Data records
----
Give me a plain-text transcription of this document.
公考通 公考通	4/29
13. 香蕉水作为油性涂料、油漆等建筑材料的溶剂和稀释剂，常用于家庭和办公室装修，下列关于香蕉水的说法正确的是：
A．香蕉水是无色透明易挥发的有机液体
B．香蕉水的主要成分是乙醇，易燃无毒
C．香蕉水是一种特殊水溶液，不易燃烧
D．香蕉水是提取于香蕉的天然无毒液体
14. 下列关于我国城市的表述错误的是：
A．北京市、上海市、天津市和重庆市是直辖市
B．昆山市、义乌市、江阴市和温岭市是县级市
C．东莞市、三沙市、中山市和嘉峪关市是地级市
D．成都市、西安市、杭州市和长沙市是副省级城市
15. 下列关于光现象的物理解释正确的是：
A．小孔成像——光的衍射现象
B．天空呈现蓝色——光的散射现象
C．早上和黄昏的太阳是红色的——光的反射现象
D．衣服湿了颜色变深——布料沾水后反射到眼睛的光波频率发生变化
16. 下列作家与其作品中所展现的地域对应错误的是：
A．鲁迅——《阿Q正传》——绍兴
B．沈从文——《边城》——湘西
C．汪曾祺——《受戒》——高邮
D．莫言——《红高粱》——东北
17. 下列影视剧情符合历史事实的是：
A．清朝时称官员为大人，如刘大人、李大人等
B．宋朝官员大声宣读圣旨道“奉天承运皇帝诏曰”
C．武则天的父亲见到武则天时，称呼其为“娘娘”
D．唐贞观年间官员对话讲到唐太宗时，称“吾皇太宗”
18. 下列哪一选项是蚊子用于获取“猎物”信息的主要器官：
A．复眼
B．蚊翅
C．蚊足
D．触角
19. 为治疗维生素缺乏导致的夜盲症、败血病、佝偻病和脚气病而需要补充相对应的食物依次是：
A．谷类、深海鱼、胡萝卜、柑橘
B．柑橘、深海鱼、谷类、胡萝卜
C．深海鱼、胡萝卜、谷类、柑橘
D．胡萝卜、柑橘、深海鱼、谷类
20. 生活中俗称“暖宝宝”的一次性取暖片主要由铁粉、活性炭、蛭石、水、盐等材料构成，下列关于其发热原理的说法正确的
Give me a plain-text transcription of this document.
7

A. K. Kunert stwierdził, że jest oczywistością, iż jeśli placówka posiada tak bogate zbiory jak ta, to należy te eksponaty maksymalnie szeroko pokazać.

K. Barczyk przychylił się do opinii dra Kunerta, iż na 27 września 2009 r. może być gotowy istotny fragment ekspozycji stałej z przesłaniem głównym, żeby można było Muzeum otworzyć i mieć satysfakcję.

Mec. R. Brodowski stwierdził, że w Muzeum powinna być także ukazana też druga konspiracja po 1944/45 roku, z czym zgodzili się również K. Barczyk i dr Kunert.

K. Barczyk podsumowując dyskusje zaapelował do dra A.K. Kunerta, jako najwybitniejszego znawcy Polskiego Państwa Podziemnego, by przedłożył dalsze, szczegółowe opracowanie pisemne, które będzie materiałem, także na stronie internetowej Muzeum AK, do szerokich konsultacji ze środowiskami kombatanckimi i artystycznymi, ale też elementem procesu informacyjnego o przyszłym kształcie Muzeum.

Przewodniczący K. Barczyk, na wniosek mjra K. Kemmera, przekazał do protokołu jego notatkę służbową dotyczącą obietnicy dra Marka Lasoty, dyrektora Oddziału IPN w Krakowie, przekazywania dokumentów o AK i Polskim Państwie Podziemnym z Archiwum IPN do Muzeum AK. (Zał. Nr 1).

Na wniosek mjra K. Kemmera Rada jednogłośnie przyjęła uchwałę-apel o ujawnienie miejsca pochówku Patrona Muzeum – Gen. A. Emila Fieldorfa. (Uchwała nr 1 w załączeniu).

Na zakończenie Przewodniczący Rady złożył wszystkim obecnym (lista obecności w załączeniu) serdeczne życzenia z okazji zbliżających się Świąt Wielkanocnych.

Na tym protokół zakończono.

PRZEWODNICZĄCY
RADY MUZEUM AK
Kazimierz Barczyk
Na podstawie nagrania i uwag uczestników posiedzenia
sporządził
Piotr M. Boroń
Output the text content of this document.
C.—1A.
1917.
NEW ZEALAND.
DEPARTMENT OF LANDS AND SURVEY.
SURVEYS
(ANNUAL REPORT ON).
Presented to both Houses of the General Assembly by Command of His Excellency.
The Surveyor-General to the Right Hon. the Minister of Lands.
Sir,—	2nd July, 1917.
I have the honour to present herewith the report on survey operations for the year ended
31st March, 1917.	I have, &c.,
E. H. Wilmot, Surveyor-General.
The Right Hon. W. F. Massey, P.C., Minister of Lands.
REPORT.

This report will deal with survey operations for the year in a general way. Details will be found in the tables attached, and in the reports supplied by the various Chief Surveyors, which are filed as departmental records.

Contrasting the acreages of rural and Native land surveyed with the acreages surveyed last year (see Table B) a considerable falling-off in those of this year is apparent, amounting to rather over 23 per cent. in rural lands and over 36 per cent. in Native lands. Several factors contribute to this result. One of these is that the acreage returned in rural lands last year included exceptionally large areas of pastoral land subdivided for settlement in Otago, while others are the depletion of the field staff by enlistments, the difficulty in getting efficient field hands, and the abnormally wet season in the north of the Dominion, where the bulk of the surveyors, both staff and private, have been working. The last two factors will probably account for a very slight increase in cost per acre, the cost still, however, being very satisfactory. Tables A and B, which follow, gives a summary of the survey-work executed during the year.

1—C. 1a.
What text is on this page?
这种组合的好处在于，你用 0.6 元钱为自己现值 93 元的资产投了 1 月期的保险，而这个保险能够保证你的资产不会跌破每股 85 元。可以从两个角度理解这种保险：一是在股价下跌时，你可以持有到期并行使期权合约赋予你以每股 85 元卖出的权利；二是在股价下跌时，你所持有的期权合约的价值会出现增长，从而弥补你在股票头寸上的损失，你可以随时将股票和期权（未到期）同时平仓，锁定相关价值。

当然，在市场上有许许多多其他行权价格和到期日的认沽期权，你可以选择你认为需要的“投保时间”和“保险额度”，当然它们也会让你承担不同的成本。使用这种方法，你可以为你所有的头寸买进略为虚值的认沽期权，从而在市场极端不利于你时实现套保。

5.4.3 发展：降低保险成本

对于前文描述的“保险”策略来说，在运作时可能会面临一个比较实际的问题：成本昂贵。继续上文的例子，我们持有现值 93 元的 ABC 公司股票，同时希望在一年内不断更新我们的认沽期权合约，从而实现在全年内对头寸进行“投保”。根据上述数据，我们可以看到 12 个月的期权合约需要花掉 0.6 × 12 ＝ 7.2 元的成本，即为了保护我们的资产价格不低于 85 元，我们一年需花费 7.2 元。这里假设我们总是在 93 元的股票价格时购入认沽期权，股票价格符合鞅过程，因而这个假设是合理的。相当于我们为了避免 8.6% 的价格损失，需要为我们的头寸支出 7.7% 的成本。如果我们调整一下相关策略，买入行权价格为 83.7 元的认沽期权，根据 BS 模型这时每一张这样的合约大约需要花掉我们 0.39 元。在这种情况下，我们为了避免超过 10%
----
Every entry must be output again, exactly as written above.

Give me a plain-text transcription of this document.
公考通 公考通	4/29
13. 香蕉水作为油性涂料、油漆等建筑材料的溶剂和稀释剂，常用于家庭和办公室装修，下列关于香蕉水的说法正确的是：
A．香蕉水是无色透明易挥发的有机液体
B．香蕉水的主要成分是乙醇，易燃无毒
C．香蕉水是一种特殊水溶液，不易燃烧
D．香蕉水是提取于香蕉的天然无毒液体
14. 下列关于我国城市的表述错误的是：
A．北京市、上海市、天津市和重庆市是直辖市
B．昆山市、义乌市、江阴市和温岭市是县级市
C．东莞市、三沙市、中山市和嘉峪关市是地级市
D．成都市、西安市、杭州市和长沙市是副省级城市
15. 下列关于光现象的物理解释正确的是：
A．小孔成像——光的衍射现象
B．天空呈现蓝色——光的散射现象
C．早上和黄昏的太阳是红色的——光的反射现象
D．衣服湿了颜色变深——布料沾水后反射到眼睛的光波频率发生变化
16. 下列作家与其作品中所展现的地域对应错误的是：
A．鲁迅——《阿Q正传》——绍兴
B．沈从文——《边城》——湘西
C．汪曾祺——《受戒》——高邮
D．莫言——《红高粱》——东北
17. 下列影视剧情符合历史事实的是：
A．清朝时称官员为大人，如刘大人、李大人等
B．宋朝官员大声宣读圣旨道“奉天承运皇帝诏曰”
C．武则天的父亲见到武则天时，称呼其为“娘娘”
D．唐贞观年间官员对话讲到唐太宗时，称“吾皇太宗”
18. 下列哪一选项是蚊子用于获取“猎物”信息的主要器官：
A．复眼
B．蚊翅
C．蚊足
D．触角
19. 为治疗维生素缺乏导致的夜盲症、败血病、佝偻病和脚气病而需要补充相对应的食物依次是：
A．谷类、深海鱼、胡萝卜、柑橘
B．柑橘、深海鱼、谷类、胡萝卜
C．深海鱼、胡萝卜、谷类、柑橘
D．胡萝卜、柑橘、深海鱼、谷类
20. 生活中俗称“暖宝宝”的一次性取暖片主要由铁粉、活性炭、蛭石、水、盐等材料构成，下列关于其发热原理的说法正确的
Give me a plain-text transcription of this document.
7

A. K. Kunert stwierdził, że jest oczywistością, iż jeśli placówka posiada tak bogate zbiory jak ta, to należy te eksponaty maksymalnie szeroko pokazać.

K. Barczyk przychylił się do opinii dra Kunerta, iż na 27 września 2009 r. może być gotowy istotny fragment ekspozycji stałej z przesłaniem głównym, żeby można było Muzeum otworzyć i mieć satysfakcję.

Mec. R. Brodowski stwierdził, że w Muzeum powinna być także ukazana też druga konspiracja po 1944/45 roku, z czym zgodzili się również K. Barczyk i dr Kunert.

K. Barczyk podsumowując dyskusje zaapelował do dra A.K. Kunerta, jako najwybitniejszego znawcy Polskiego Państwa Podziemnego, by przedłożył dalsze, szczegółowe opracowanie pisemne, które będzie materiałem, także na stronie internetowej Muzeum AK, do szerokich konsultacji ze środowiskami kombatanckimi i artystycznymi, ale też elementem procesu informacyjnego o przyszłym kształcie Muzeum.

Przewodniczący K. Barczyk, na wniosek mjra K. Kemmera, przekazał do protokołu jego notatkę służbową dotyczącą obietnicy dra Marka Lasoty, dyrektora Oddziału IPN w Krakowie, przekazywania dokumentów o AK i Polskim Państwie Podziemnym z Archiwum IPN do Muzeum AK. (Zał. Nr 1).

Na wniosek mjra K. Kemmera Rada jednogłośnie przyjęła uchwałę-apel o ujawnienie miejsca pochówku Patrona Muzeum – Gen. A. Emila Fieldorfa. (Uchwała nr 1 w załączeniu).

Na zakończenie Przewodniczący Rady złożył wszystkim obecnym (lista obecności w załączeniu) serdeczne życzenia z okazji zbliżających się Świąt Wielkanocnych.

Na tym protokół zakończono.

PRZEWODNICZĄCY
RADY MUZEUM AK
Kazimierz Barczyk
Na podstawie nagrania i uwag uczestników posiedzenia
sporządził
Piotr M. Boroń
Output the text content of this document.
C.—1A.
1917.
NEW ZEALAND.
DEPARTMENT OF LANDS AND SURVEY.
SURVEYS
(ANNUAL REPORT ON).
Presented to both Houses of the General Assembly by Command of His Excellency.
The Surveyor-General to the Right Hon. the Minister of Lands.
Sir,—	2nd July, 1917.
I have the honour to present herewith the report on survey operations for the year ended
31st March, 1917.	I have, &c.,
E. H. Wilmot, Surveyor-General.
The Right Hon. W. F. Massey, P.C., Minister of Lands.
REPORT.

This report will deal with survey operations for the year in a general way. Details will be found in the tables attached, and in the reports supplied by the various Chief Surveyors, which are filed as departmental records.

Contrasting the acreages of rural and Native land surveyed with the acreages surveyed last year (see Table B) a considerable falling-off in those of this year is apparent, amounting to rather over 23 per cent. in rural lands and over 36 per cent. in Native lands. Several factors contribute to this result. One of these is that the acreage returned in rural lands last year included exceptionally large areas of pastoral land subdivided for settlement in Otago, while others are the depletion of the field staff by enlistments, the difficulty in getting efficient field hands, and the abnormally wet season in the north of the Dominion, where the bulk of the surveyors, both staff and private, have been working. The last two factors will probably account for a very slight increase in cost per acre, the cost still, however, being very satisfactory. Tables A and B, which follow, gives a summary of the survey-work executed during the year.

1—C. 1a.
What text is on this page?
这种组合的好处在于，你用 0.6 元钱为自己现值 93 元的资产投了 1 月期的保险，而这个保险能够保证你的资产不会跌破每股 85 元。可以从两个角度理解这种保险：一是在股价下跌时，你可以持有到期并行使期权合约赋予你以每股 85 元卖出的权利；二是在股价下跌时，你所持有的期权合约的价值会出现增长，从而弥补你在股票头寸上的损失，你可以随时将股票和期权（未到期）同时平仓，锁定相关价值。

当然，在市场上有许许多多其他行权价格和到期日的认沽期权，你可以选择你认为需要的“投保时间”和“保险额度”，当然它们也会让你承担不同的成本。使用这种方法，你可以为你所有的头寸买进略为虚值的认沽期权，从而在市场极端不利于你时实现套保。

5.4.3 发展：降低保险成本

对于前文描述的“保险”策略来说，在运作时可能会面临一个比较实际的问题：成本昂贵。继续上文的例子，我们持有现值 93 元的 ABC 公司股票，同时希望在一年内不断更新我们的认沽期权合约，从而实现在全年内对头寸进行“投保”。根据上述数据，我们可以看到 12 个月的期权合约需要花掉 0.6 × 12 ＝ 7.2 元的成本，即为了保护我们的资产价格不低于 85 元，我们一年需花费 7.2 元。这里假设我们总是在 93 元的股票价格时购入认沽期权，股票价格符合鞅过程，因而这个假设是合理的。相当于我们为了避免 8.6% 的价格损失，需要为我们的头寸支出 7.7% 的成本。如果我们调整一下相关策略，买入行权价格为 83.7 元的认沽期权，根据 BS 模型这时每一张这样的合约大约需要花掉我们 0.39 元。在这种情况下，我们为了避免超过 10%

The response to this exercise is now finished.